_Task brief_
Where an entry below contains an image, skip the image and copy the rest exactly.

_Provided records_
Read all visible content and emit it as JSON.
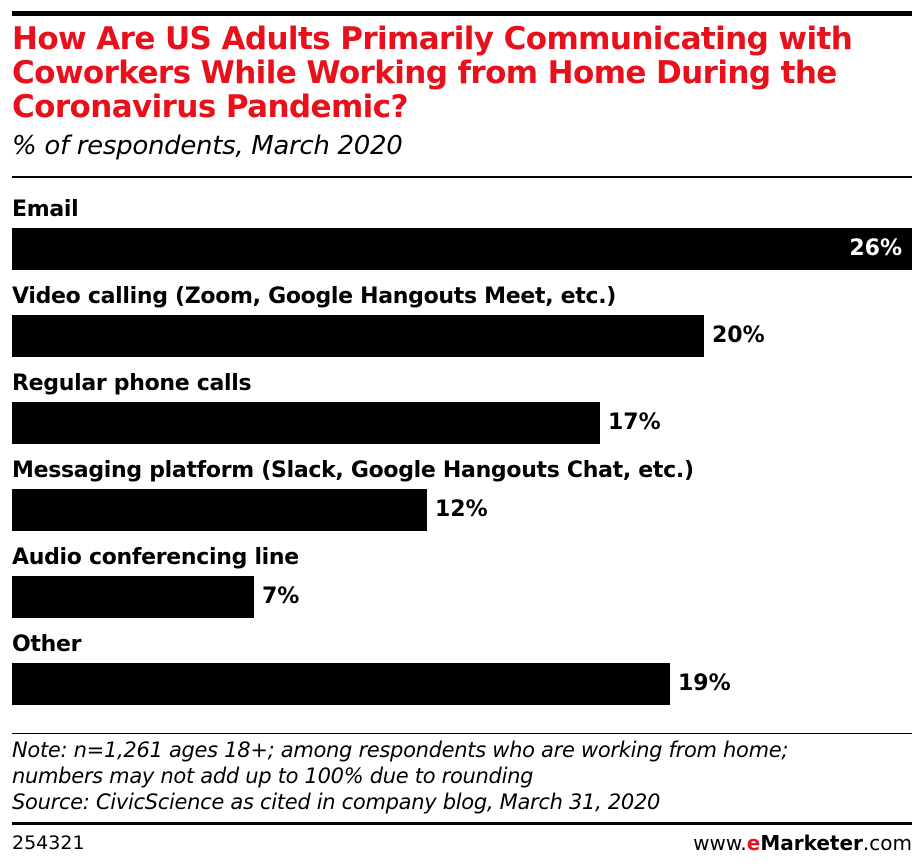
{
  "chart_data": {
    "type": "bar",
    "orientation": "horizontal",
    "title": "How Are US Adults Primarily Communicating with Coworkers While Working from Home During the Coronavirus Pandemic?",
    "subtitle": "% of respondents, March 2020",
    "categories": [
      "Email",
      "Video calling (Zoom, Google Hangouts Meet, etc.)",
      "Regular phone calls",
      "Messaging platform (Slack, Google Hangouts Chat, etc.)",
      "Audio conferencing line",
      "Other"
    ],
    "values": [
      26,
      20,
      17,
      12,
      7,
      19
    ],
    "value_labels": [
      "26%",
      "20%",
      "17%",
      "12%",
      "7%",
      "19%"
    ],
    "xlim": [
      0,
      26
    ],
    "grid": false,
    "bar_color": "#000000",
    "title_color": "#e8101a"
  },
  "notes": [
    "Note: n=1,261 ages 18+; among respondents who are working from home;",
    "numbers may not add up to 100% due to rounding",
    "Source: CivicScience as cited in company blog, March 31, 2020"
  ],
  "footer": {
    "chart_id": "254321",
    "brand_prefix": "www.",
    "brand_e": "e",
    "brand_name": "Marketer",
    "brand_suffix": ".com"
  }
}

_Response area_
Read all visible content and emit it as JSON.
{
  "chart_data": {
    "type": "bar",
    "orientation": "horizontal",
    "title": "How Are US Adults Primarily Communicating with Coworkers While Working from Home During the Coronavirus Pandemic?",
    "subtitle": "% of respondents, March 2020",
    "categories": [
      "Email",
      "Video calling (Zoom, Google Hangouts Meet, etc.)",
      "Regular phone calls",
      "Messaging platform (Slack, Google Hangouts Chat, etc.)",
      "Audio conferencing line",
      "Other"
    ],
    "values": [
      26,
      20,
      17,
      12,
      7,
      19
    ],
    "value_labels": [
      "26%",
      "20%",
      "17%",
      "12%",
      "7%",
      "19%"
    ],
    "xlim": [
      0,
      26
    ],
    "grid": false,
    "bar_color": "#000000",
    "title_color": "#e8101a"
  },
  "notes": [
    "Note: n=1,261 ages 18+; among respondents who are working from home;",
    "numbers may not add up to 100% due to rounding",
    "Source: CivicScience as cited in company blog, March 31, 2020"
  ],
  "footer": {
    "chart_id": "254321",
    "brand_prefix": "www.",
    "brand_e": "e",
    "brand_name": "Marketer",
    "brand_suffix": ".com"
  }
}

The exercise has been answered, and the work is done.